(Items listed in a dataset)
########
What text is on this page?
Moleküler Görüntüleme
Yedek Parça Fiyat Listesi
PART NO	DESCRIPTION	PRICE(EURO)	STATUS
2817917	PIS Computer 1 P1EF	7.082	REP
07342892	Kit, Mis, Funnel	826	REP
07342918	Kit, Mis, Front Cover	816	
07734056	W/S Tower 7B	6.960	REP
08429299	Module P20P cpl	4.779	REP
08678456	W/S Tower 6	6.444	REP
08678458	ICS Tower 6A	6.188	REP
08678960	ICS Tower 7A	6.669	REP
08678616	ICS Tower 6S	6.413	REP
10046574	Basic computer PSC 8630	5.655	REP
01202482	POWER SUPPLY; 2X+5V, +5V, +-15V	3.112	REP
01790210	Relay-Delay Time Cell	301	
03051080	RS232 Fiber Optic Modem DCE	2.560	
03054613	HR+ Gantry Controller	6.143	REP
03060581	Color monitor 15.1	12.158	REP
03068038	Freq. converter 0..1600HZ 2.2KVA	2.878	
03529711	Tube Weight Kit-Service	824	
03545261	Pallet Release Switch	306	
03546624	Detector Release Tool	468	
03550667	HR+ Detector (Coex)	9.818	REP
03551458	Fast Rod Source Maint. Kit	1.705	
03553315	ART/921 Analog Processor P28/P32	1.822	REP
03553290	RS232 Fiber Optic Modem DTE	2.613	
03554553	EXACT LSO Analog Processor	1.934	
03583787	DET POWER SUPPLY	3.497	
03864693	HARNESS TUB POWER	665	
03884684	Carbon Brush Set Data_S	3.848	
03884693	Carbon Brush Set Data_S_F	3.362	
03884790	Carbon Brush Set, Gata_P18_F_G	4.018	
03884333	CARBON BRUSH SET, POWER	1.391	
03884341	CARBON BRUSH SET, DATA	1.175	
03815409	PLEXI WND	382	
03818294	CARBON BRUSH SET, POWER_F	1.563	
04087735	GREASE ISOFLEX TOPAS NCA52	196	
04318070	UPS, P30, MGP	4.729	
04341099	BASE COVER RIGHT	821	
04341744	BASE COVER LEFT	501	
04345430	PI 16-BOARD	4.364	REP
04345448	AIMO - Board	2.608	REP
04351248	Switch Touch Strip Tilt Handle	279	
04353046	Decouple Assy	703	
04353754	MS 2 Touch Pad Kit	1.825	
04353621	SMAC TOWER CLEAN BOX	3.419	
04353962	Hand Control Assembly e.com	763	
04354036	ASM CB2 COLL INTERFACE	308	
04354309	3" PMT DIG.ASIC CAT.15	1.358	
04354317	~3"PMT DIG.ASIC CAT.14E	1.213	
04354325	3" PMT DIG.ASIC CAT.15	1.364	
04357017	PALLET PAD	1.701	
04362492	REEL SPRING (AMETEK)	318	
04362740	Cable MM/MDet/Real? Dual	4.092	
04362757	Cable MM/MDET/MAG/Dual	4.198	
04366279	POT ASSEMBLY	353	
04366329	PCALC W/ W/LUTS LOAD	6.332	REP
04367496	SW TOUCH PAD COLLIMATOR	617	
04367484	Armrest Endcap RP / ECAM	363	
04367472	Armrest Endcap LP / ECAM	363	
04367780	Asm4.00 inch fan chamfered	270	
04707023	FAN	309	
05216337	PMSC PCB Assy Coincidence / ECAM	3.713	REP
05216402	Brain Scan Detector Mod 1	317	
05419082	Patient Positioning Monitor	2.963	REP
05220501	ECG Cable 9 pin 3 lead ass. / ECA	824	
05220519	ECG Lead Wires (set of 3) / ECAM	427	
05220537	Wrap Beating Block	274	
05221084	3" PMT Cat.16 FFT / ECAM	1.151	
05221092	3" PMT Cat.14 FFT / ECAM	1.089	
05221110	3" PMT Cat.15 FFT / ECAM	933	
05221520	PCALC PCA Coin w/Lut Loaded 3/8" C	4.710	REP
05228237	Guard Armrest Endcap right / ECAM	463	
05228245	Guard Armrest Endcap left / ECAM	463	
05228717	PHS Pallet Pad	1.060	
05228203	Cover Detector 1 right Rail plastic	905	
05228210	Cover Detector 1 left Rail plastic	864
########
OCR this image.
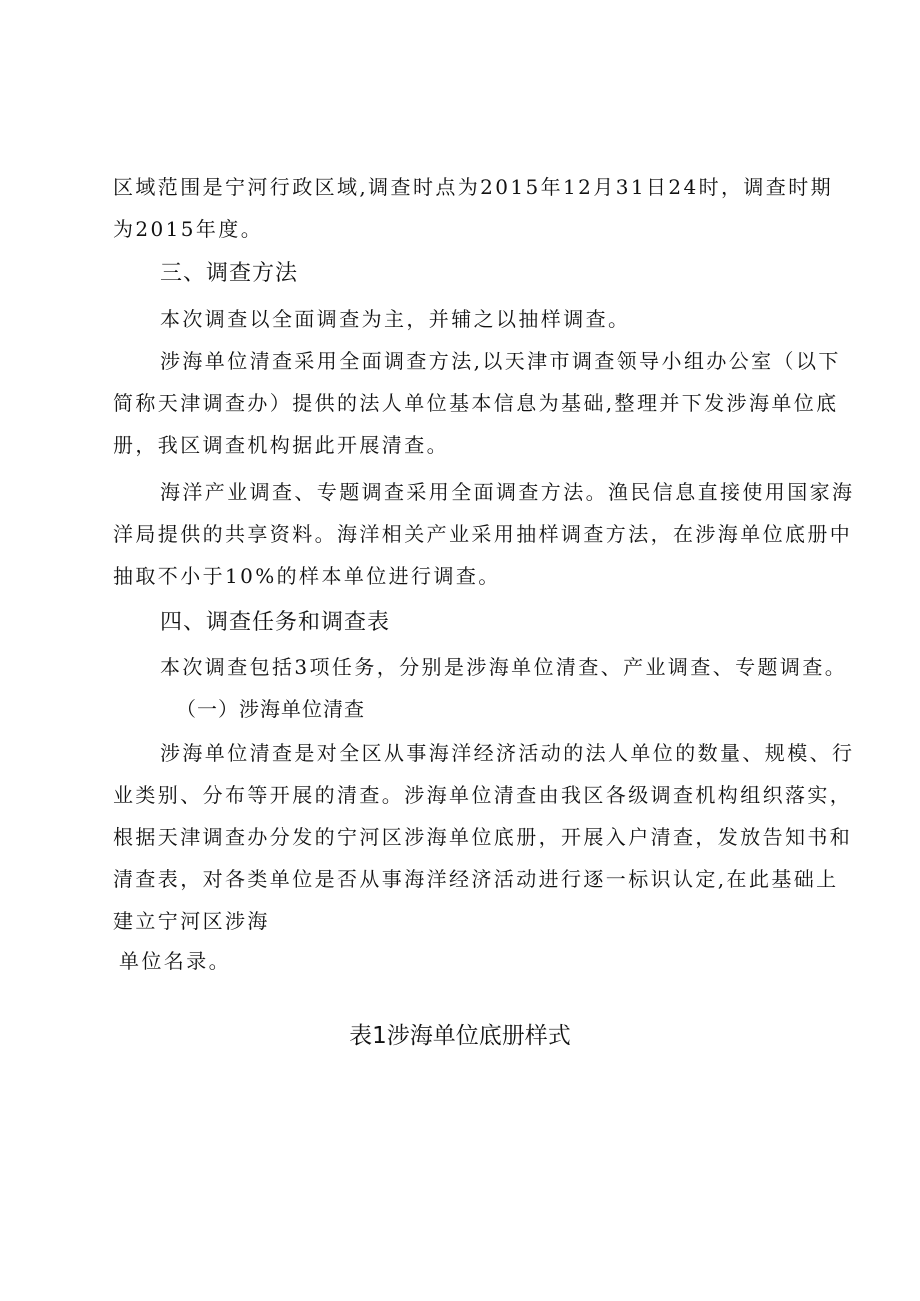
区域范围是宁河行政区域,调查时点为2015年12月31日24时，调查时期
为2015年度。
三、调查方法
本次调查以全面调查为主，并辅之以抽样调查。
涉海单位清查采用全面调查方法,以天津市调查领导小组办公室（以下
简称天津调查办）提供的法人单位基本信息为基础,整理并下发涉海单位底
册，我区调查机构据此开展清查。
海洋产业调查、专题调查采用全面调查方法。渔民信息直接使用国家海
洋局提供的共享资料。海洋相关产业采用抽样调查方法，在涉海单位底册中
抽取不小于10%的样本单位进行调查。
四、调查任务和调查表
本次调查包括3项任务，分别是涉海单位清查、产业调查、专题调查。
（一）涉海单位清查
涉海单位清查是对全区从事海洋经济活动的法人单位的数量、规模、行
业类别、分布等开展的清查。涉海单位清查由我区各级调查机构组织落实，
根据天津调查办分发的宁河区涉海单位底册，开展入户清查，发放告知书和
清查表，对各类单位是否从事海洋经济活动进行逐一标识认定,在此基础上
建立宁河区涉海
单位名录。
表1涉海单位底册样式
########
## Written instruction
Find each line in the records holding the string "this" and show it.

## Finished task
What text is on this page?
OCR this image.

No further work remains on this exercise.